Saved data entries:
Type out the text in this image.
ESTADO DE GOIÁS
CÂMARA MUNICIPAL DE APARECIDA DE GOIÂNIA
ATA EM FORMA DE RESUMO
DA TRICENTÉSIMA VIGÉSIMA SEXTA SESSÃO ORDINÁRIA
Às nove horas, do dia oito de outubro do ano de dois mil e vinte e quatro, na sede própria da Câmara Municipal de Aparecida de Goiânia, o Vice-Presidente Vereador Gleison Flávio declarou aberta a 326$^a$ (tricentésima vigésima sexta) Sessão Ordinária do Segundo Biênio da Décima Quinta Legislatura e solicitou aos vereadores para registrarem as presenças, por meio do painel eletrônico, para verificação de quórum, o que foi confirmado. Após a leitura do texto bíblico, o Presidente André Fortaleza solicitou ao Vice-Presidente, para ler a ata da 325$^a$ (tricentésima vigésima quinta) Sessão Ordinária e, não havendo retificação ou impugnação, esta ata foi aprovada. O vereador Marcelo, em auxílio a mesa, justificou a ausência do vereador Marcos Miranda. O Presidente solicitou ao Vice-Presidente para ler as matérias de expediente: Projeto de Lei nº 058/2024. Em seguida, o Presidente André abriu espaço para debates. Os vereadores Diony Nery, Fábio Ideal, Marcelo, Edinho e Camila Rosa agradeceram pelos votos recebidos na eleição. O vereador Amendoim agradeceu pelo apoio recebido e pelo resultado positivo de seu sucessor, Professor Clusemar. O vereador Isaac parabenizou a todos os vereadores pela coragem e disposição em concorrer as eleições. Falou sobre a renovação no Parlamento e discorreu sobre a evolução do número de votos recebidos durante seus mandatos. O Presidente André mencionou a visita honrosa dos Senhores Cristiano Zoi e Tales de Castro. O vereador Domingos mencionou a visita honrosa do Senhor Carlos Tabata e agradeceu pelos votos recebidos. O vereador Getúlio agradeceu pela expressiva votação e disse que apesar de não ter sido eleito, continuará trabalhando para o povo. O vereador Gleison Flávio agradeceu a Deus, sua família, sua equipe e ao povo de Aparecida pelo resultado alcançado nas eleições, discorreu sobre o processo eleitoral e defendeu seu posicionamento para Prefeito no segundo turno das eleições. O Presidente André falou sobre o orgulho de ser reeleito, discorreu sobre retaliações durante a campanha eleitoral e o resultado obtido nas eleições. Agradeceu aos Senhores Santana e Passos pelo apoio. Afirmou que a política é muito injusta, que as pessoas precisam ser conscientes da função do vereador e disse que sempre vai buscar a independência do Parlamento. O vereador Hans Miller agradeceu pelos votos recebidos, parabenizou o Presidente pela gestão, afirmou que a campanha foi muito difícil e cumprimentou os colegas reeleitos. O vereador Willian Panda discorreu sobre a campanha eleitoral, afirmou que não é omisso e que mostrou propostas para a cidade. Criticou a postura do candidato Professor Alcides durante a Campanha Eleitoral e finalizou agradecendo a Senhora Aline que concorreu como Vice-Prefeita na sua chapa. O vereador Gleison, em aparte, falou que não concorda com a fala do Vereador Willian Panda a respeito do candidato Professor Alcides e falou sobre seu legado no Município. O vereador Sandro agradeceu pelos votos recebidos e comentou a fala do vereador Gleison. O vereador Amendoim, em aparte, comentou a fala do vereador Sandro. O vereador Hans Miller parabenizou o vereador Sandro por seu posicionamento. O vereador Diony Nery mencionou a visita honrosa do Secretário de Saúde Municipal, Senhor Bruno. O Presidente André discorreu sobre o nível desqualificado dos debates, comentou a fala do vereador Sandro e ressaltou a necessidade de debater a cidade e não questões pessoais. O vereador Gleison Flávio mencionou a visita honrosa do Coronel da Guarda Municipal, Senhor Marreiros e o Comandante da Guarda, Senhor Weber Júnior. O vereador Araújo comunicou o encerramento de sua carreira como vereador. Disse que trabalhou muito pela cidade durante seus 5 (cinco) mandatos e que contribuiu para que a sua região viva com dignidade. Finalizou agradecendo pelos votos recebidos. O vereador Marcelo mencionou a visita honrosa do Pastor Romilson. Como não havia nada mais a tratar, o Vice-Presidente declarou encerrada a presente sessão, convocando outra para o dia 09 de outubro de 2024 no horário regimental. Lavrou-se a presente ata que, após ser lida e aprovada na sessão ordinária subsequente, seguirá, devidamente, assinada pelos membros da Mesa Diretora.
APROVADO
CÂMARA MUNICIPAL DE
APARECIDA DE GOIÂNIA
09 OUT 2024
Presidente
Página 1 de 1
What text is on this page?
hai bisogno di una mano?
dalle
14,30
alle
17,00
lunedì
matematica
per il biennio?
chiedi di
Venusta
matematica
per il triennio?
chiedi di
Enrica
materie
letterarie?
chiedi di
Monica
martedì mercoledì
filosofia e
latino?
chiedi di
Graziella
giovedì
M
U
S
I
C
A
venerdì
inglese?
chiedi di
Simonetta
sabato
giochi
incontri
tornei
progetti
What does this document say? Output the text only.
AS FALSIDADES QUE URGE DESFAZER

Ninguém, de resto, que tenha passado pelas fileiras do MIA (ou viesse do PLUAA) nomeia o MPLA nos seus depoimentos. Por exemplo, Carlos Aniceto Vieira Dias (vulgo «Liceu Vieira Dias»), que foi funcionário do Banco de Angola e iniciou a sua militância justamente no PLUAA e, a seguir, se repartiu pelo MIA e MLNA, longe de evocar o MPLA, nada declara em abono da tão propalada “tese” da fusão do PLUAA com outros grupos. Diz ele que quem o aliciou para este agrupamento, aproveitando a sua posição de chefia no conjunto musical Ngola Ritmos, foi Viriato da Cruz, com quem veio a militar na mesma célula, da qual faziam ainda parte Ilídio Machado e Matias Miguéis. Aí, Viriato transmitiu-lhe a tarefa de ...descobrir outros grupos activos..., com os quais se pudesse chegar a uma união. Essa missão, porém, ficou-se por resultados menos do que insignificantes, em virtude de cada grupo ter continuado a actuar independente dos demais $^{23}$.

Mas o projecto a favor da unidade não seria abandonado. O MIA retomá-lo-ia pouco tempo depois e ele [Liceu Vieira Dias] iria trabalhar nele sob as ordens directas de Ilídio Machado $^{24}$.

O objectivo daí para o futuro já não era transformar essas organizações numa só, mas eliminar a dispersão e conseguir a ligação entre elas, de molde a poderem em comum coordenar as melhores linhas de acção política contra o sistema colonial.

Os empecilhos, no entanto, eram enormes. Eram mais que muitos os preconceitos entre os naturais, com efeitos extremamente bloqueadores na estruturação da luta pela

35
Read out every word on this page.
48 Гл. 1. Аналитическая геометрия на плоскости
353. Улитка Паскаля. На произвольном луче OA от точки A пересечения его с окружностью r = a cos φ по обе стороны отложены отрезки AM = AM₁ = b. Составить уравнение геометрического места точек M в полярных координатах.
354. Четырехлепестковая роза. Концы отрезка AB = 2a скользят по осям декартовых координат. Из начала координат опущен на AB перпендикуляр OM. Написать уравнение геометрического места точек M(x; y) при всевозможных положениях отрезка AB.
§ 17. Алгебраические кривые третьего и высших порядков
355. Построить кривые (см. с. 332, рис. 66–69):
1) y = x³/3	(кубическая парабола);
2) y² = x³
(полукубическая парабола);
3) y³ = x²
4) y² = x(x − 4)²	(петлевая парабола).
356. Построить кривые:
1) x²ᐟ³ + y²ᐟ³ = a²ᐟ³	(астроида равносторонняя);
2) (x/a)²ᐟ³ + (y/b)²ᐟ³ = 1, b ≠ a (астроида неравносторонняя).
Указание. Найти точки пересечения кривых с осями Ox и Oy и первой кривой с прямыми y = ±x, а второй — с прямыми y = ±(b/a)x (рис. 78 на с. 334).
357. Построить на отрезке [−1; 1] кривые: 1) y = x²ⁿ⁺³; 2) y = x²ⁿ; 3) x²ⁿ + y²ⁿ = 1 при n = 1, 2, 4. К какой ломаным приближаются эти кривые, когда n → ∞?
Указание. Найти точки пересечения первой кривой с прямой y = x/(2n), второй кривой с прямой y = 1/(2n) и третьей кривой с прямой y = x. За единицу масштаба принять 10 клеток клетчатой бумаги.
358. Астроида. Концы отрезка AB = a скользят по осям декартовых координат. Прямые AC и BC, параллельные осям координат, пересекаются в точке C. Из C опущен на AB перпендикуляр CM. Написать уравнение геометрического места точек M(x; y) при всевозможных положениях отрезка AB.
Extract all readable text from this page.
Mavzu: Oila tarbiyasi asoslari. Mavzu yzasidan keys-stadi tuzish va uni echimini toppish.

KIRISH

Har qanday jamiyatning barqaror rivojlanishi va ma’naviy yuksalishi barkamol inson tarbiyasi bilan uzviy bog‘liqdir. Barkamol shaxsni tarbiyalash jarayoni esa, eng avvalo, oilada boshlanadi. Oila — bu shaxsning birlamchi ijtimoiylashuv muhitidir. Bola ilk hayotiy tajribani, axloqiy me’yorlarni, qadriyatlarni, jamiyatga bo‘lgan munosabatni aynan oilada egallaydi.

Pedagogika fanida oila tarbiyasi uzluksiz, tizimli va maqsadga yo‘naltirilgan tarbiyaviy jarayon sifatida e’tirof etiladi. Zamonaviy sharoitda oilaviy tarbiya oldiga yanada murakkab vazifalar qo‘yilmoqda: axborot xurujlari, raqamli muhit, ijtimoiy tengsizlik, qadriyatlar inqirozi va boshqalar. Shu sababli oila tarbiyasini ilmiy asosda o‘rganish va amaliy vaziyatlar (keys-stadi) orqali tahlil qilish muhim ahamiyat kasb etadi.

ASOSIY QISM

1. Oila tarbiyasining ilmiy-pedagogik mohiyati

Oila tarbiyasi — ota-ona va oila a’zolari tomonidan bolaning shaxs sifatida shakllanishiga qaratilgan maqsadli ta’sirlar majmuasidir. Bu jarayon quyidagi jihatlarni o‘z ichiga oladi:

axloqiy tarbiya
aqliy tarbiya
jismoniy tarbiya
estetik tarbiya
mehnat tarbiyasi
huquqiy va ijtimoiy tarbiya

OBJECTIVE ▸ Show the lines of the records that include the string "What".

WRITTEN RESPONSE ▸
What text is on this page?
What does this document say? Output the text only.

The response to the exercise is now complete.